Exercise data:
---
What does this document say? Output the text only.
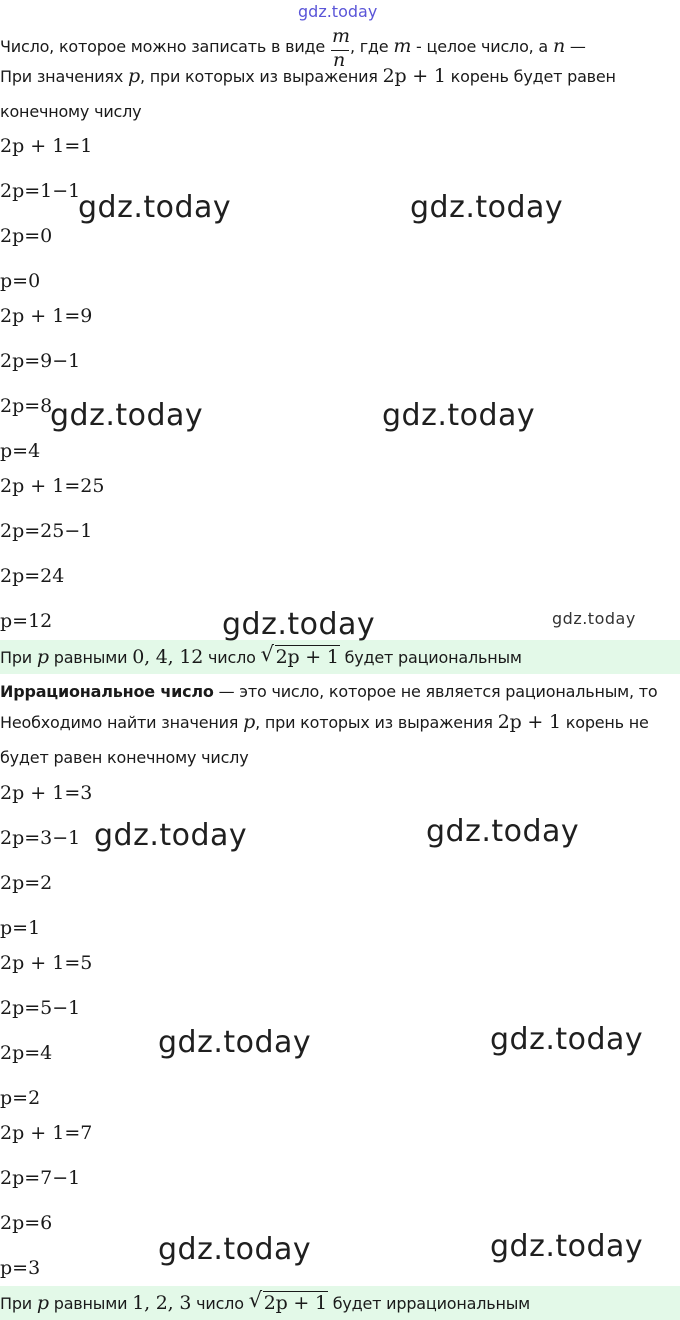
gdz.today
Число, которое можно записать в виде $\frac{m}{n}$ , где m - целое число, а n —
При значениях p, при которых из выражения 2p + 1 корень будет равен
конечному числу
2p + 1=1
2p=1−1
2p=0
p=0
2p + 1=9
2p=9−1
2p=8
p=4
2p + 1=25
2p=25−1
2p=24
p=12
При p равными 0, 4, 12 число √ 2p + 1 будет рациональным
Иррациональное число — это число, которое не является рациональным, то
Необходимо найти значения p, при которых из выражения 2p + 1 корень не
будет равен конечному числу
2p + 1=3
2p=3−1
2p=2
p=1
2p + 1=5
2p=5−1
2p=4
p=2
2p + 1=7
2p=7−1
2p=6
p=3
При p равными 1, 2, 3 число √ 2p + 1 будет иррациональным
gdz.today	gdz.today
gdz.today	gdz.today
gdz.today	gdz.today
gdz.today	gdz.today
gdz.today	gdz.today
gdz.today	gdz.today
---
Exercise: State how many lines of the entries above include the word "равными", offering no text other than the number.

Task output: 2